Take the listing and print it in full, exactly as given.

== Records provided ==

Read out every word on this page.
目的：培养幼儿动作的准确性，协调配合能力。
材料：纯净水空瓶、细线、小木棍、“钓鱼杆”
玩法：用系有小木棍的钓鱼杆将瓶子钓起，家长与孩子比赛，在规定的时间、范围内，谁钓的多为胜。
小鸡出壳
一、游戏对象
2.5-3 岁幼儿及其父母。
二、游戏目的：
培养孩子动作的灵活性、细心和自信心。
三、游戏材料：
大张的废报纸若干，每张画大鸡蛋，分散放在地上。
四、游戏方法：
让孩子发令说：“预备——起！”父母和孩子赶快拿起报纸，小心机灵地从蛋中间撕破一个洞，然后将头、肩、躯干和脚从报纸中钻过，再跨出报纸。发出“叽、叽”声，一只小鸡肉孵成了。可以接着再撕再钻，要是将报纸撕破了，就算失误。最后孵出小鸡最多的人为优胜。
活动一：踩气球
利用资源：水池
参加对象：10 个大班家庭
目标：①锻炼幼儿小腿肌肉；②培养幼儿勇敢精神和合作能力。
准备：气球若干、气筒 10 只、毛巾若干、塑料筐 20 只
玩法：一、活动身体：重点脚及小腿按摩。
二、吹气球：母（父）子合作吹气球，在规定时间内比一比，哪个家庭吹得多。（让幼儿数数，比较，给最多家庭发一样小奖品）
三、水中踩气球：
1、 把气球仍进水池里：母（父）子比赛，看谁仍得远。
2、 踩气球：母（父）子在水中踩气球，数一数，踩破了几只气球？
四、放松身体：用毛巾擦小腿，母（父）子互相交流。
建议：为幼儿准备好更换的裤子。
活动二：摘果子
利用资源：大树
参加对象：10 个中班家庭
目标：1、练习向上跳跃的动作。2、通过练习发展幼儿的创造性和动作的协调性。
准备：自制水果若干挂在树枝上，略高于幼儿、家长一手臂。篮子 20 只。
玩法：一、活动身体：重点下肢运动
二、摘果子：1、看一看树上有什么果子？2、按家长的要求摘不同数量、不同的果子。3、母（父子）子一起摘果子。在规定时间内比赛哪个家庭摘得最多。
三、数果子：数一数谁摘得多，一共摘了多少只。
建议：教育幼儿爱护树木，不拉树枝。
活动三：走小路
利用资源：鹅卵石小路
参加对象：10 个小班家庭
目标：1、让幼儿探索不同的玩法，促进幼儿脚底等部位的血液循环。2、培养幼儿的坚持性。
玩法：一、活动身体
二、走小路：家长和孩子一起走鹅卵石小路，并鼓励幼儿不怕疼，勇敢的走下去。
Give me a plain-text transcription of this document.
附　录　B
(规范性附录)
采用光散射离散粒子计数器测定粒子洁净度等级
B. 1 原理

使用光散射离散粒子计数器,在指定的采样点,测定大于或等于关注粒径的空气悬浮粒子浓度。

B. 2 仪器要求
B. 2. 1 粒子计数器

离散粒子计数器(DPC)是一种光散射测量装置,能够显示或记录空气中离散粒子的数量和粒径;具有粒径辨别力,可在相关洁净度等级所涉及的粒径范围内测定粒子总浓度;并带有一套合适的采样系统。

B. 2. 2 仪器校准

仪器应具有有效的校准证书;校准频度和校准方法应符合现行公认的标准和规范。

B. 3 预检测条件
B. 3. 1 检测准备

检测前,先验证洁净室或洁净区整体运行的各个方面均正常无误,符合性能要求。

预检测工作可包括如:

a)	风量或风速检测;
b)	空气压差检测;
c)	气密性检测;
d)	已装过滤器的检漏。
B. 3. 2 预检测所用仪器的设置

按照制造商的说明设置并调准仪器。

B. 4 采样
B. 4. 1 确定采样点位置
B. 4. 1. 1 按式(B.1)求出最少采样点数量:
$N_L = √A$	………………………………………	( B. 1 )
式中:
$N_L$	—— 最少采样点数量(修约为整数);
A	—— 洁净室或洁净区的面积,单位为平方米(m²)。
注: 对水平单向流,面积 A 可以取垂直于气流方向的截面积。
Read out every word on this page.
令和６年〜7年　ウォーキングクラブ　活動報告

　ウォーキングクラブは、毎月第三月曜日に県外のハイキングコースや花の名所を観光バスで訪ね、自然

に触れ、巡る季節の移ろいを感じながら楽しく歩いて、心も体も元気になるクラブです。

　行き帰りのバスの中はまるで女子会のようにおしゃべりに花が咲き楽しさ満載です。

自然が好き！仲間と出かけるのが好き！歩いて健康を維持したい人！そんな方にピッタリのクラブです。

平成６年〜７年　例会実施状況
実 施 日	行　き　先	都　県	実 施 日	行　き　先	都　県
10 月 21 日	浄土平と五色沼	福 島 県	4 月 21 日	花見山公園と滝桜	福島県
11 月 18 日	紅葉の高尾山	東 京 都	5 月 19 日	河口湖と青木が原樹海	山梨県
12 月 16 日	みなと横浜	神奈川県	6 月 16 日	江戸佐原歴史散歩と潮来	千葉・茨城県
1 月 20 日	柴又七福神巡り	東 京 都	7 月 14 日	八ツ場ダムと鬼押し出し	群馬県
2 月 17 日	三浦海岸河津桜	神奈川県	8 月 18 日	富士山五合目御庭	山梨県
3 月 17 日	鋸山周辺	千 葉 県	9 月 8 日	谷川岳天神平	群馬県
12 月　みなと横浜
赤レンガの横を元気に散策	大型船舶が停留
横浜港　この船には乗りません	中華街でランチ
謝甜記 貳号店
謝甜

===

*Exercise answer*:
Read out every word on this page.
目的：培养幼儿动作的准确性，协调配合能力。
材料：纯净水空瓶、细线、小木棍、“钓鱼杆”
玩法：用系有小木棍的钓鱼杆将瓶子钓起，家长与孩子比赛，在规定的时间、范围内，谁钓的多为胜。
小鸡出壳
一、游戏对象
2.5-3 岁幼儿及其父母。
二、游戏目的：
培养孩子动作的灵活性、细心和自信心。
三、游戏材料：
大张的废报纸若干，每张画大鸡蛋，分散放在地上。
四、游戏方法：
让孩子发令说：“预备——起！”父母和孩子赶快拿起报纸，小心机灵地从蛋中间撕破一个洞，然后将头、肩、躯干和脚从报纸中钻过，再跨出报纸。发出“叽、叽”声，一只小鸡肉孵成了。可以接着再撕再钻，要是将报纸撕破了，就算失误。最后孵出小鸡最多的人为优胜。
活动一：踩气球
利用资源：水池
参加对象：10 个大班家庭
目标：①锻炼幼儿小腿肌肉；②培养幼儿勇敢精神和合作能力。
准备：气球若干、气筒 10 只、毛巾若干、塑料筐 20 只
玩法：一、活动身体：重点脚及小腿按摩。
二、吹气球：母（父）子合作吹气球，在规定时间内比一比，哪个家庭吹得多。（让幼儿数数，比较，给最多家庭发一样小奖品）
三、水中踩气球：
1、 把气球仍进水池里：母（父）子比赛，看谁仍得远。
2、 踩气球：母（父）子在水中踩气球，数一数，踩破了几只气球？
四、放松身体：用毛巾擦小腿，母（父）子互相交流。
建议：为幼儿准备好更换的裤子。
活动二：摘果子
利用资源：大树
参加对象：10 个中班家庭
目标：1、练习向上跳跃的动作。2、通过练习发展幼儿的创造性和动作的协调性。
准备：自制水果若干挂在树枝上，略高于幼儿、家长一手臂。篮子 20 只。
玩法：一、活动身体：重点下肢运动
二、摘果子：1、看一看树上有什么果子？2、按家长的要求摘不同数量、不同的果子。3、母（父子）子一起摘果子。在规定时间内比赛哪个家庭摘得最多。
三、数果子：数一数谁摘得多，一共摘了多少只。
建议：教育幼儿爱护树木，不拉树枝。
活动三：走小路
利用资源：鹅卵石小路
参加对象：10 个小班家庭
目标：1、让幼儿探索不同的玩法，促进幼儿脚底等部位的血液循环。2、培养幼儿的坚持性。
玩法：一、活动身体
二、走小路：家长和孩子一起走鹅卵石小路，并鼓励幼儿不怕疼，勇敢的走下去。
Give me a plain-text transcription of this document.
附　录　B
(规范性附录)
采用光散射离散粒子计数器测定粒子洁净度等级
B. 1 原理

使用光散射离散粒子计数器,在指定的采样点,测定大于或等于关注粒径的空气悬浮粒子浓度。

B. 2 仪器要求
B. 2. 1 粒子计数器

离散粒子计数器(DPC)是一种光散射测量装置,能够显示或记录空气中离散粒子的数量和粒径;具有粒径辨别力,可在相关洁净度等级所涉及的粒径范围内测定粒子总浓度;并带有一套合适的采样系统。

B. 2. 2 仪器校准

仪器应具有有效的校准证书;校准频度和校准方法应符合现行公认的标准和规范。

B. 3 预检测条件
B. 3. 1 检测准备

检测前,先验证洁净室或洁净区整体运行的各个方面均正常无误,符合性能要求。

预检测工作可包括如:

a)	风量或风速检测;
b)	空气压差检测;
c)	气密性检测;
d)	已装过滤器的检漏。
B. 3. 2 预检测所用仪器的设置

按照制造商的说明设置并调准仪器。

B. 4 采样
B. 4. 1 确定采样点位置
B. 4. 1. 1 按式(B.1)求出最少采样点数量:
$N_L = √A$	………………………………………	( B. 1 )
式中:
$N_L$	—— 最少采样点数量(修约为整数);
A	—— 洁净室或洁净区的面积,单位为平方米(m²)。
注: 对水平单向流,面积 A 可以取垂直于气流方向的截面积。
Read out every word on this page.
令和６年〜7年　ウォーキングクラブ　活動報告

　ウォーキングクラブは、毎月第三月曜日に県外のハイキングコースや花の名所を観光バスで訪ね、自然

に触れ、巡る季節の移ろいを感じながら楽しく歩いて、心も体も元気になるクラブです。

　行き帰りのバスの中はまるで女子会のようにおしゃべりに花が咲き楽しさ満載です。

自然が好き！仲間と出かけるのが好き！歩いて健康を維持したい人！そんな方にピッタリのクラブです。

平成６年〜７年　例会実施状況
実 施 日	行　き　先	都　県	実 施 日	行　き　先	都　県
10 月 21 日	浄土平と五色沼	福 島 県	4 月 21 日	花見山公園と滝桜	福島県
11 月 18 日	紅葉の高尾山	東 京 都	5 月 19 日	河口湖と青木が原樹海	山梨県
12 月 16 日	みなと横浜	神奈川県	6 月 16 日	江戸佐原歴史散歩と潮来	千葉・茨城県
1 月 20 日	柴又七福神巡り	東 京 都	7 月 14 日	八ツ場ダムと鬼押し出し	群馬県
2 月 17 日	三浦海岸河津桜	神奈川県	8 月 18 日	富士山五合目御庭	山梨県
3 月 17 日	鋸山周辺	千 葉 県	9 月 8 日	谷川岳天神平	群馬県
12 月　みなと横浜
赤レンガの横を元気に散策	大型船舶が停留
横浜港　この船には乗りません	中華街でランチ
謝甜記 貳号店
謝甜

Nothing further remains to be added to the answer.